● **WHAT THIS TASK INVOLVES**
In the entries below, count every line containing "Without". Return the number and nothing else.

** BEGIN EXTRACTED DATA **

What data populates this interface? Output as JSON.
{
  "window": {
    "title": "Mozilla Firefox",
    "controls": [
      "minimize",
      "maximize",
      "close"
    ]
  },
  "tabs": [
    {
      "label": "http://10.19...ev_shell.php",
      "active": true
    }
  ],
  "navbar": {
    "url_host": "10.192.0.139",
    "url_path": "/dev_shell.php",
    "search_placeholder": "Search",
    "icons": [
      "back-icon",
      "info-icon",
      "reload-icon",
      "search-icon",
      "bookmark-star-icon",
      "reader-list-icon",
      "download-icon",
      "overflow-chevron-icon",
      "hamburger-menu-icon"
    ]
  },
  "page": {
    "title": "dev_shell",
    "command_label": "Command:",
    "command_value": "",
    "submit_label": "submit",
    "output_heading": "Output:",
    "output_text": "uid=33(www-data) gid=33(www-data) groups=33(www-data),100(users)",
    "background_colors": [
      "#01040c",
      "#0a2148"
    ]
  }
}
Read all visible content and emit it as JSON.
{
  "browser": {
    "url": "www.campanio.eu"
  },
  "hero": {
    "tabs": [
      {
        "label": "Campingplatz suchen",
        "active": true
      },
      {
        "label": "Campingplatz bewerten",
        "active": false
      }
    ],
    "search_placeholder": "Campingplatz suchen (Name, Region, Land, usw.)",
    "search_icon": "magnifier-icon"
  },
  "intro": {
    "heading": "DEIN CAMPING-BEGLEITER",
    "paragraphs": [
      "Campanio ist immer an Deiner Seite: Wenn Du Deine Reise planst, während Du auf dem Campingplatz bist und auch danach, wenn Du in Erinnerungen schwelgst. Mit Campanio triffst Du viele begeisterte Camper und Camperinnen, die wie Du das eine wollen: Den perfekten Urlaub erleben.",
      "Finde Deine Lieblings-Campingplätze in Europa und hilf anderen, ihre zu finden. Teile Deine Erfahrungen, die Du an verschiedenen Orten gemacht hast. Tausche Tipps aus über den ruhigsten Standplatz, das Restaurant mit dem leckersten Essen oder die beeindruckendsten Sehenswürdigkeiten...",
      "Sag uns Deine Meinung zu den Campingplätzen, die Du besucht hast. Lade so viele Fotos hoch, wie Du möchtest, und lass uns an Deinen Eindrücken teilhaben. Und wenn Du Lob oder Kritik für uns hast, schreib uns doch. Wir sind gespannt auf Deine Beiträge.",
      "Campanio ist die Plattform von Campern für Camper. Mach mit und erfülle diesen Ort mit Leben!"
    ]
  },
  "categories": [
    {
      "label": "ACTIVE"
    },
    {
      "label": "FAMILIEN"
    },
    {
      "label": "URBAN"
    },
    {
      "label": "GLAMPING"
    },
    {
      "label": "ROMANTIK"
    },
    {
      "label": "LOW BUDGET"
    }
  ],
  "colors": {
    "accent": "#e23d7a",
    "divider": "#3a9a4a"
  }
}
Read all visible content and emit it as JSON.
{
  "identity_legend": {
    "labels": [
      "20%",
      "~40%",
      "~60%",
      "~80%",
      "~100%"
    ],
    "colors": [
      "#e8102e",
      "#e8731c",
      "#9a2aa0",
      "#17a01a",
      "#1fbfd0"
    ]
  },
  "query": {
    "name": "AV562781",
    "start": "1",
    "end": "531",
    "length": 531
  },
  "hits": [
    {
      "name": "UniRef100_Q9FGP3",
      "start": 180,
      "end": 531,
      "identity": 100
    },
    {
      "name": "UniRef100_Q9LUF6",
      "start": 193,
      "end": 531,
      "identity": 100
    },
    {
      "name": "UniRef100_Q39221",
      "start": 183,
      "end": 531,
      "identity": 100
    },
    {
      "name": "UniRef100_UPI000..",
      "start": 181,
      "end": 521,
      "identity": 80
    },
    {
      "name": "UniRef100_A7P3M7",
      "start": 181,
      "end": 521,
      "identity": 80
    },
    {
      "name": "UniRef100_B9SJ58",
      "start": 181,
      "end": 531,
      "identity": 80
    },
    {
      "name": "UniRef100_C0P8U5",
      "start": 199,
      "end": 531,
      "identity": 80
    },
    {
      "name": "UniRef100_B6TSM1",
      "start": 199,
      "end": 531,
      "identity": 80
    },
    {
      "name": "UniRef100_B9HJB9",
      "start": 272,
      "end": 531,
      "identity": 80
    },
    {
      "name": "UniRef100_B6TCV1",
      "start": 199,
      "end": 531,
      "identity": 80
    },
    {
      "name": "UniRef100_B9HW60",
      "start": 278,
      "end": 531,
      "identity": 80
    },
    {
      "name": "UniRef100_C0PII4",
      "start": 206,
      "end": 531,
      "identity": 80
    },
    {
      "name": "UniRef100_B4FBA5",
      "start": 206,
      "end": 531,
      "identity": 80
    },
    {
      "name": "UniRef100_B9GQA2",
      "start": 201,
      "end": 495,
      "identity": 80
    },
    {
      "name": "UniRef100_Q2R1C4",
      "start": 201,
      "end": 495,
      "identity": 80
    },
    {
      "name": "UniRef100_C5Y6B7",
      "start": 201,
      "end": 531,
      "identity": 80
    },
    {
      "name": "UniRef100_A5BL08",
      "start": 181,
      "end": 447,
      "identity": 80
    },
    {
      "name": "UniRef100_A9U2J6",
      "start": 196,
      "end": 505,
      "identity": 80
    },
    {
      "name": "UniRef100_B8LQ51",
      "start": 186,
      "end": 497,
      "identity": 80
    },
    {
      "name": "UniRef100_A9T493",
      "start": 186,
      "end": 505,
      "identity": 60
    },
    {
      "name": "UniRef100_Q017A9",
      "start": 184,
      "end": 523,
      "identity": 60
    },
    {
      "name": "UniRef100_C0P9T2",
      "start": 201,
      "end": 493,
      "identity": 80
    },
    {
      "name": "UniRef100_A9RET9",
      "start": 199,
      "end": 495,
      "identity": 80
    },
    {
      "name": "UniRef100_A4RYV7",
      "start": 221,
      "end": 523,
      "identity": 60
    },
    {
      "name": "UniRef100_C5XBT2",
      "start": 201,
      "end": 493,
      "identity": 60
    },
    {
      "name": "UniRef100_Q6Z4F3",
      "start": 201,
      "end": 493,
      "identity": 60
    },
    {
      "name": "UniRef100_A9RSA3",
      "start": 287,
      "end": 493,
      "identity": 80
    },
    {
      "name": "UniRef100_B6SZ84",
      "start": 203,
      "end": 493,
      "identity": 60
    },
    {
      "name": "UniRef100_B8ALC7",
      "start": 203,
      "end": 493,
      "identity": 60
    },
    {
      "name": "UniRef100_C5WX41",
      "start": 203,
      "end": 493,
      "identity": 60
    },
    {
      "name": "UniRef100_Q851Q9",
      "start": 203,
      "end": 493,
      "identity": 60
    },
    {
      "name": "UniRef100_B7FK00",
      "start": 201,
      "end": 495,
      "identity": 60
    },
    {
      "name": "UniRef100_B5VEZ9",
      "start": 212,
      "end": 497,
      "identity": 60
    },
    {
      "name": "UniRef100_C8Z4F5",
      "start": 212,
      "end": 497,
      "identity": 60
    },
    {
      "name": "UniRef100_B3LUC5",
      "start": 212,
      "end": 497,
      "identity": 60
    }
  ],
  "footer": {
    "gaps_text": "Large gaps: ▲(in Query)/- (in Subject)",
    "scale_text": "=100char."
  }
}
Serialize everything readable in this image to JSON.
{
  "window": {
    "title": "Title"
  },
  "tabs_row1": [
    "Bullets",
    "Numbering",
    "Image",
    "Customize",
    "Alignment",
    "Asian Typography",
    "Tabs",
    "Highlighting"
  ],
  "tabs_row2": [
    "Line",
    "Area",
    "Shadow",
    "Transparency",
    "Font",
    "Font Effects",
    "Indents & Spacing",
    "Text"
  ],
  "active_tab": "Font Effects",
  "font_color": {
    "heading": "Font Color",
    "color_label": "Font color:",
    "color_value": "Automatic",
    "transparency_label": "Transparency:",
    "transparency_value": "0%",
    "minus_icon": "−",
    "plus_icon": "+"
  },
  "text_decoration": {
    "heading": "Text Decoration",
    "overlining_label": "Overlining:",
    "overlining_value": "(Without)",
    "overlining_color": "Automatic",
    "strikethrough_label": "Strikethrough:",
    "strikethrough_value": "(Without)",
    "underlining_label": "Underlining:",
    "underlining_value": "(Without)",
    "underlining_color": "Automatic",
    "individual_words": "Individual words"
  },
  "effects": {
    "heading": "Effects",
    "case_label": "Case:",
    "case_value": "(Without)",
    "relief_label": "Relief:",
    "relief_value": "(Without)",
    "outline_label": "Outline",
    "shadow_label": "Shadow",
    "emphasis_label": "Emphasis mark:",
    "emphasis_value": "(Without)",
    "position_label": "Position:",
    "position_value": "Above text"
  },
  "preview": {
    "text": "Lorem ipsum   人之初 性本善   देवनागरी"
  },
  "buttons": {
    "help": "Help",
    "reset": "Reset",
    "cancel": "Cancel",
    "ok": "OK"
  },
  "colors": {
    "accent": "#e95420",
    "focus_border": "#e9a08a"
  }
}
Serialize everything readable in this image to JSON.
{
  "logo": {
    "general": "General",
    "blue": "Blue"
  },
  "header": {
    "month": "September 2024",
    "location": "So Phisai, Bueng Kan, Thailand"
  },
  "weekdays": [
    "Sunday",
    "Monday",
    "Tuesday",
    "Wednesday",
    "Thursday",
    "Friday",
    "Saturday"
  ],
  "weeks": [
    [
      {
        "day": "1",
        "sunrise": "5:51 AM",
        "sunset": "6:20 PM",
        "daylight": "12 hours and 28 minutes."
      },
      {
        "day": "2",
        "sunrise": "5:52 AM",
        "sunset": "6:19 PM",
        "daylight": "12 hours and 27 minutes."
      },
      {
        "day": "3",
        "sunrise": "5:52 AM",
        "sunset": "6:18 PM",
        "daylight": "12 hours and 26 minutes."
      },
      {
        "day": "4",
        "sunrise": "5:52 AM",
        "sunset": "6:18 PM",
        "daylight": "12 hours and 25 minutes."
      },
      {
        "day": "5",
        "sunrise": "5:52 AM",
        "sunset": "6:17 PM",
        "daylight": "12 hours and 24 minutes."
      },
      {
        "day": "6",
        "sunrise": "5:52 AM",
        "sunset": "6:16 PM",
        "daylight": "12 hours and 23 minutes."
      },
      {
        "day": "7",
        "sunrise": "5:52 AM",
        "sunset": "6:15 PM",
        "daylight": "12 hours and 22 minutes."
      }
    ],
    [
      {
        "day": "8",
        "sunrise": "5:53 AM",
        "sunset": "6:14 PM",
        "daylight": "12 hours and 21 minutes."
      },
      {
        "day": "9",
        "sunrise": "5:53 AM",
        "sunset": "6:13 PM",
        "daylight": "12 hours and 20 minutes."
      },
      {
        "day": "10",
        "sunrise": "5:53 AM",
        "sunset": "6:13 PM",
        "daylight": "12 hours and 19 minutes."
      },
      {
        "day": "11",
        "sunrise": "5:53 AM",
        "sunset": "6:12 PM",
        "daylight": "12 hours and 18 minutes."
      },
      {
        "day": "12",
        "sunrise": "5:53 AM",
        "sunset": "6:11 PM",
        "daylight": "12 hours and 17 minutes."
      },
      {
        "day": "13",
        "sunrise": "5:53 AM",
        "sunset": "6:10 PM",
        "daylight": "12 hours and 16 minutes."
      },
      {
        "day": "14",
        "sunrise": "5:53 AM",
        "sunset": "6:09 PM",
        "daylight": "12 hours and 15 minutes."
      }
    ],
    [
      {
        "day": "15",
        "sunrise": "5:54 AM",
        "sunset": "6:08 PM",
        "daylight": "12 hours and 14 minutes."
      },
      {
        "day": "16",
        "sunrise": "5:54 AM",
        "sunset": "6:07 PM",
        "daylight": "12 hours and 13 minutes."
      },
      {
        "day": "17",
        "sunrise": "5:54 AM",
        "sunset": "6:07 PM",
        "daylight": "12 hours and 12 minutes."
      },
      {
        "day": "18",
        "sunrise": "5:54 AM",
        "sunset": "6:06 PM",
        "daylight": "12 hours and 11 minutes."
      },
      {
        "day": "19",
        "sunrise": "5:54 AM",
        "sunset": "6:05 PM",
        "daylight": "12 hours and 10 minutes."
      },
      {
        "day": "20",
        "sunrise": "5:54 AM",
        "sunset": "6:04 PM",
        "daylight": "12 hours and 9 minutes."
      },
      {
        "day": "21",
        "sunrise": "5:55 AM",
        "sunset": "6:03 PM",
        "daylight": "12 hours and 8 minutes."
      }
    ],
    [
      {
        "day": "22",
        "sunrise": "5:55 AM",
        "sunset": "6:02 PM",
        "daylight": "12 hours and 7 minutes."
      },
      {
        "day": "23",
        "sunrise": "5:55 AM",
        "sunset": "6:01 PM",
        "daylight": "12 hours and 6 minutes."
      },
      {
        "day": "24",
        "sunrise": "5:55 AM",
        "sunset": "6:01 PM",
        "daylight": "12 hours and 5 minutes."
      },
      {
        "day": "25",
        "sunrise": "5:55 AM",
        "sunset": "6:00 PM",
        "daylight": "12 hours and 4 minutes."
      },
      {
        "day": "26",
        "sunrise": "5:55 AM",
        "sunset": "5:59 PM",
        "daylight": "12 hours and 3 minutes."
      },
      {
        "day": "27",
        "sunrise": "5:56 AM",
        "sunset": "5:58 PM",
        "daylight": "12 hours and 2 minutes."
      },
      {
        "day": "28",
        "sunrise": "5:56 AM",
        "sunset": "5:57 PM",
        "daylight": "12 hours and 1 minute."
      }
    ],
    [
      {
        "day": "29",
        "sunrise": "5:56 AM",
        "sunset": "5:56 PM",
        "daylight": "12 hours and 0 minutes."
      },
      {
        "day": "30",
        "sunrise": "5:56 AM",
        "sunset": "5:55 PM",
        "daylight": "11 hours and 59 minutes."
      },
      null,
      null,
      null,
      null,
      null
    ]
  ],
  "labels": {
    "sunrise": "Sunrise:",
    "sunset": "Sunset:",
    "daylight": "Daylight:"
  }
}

** END EXTRACTED DATA **

● **RESPONSE**
6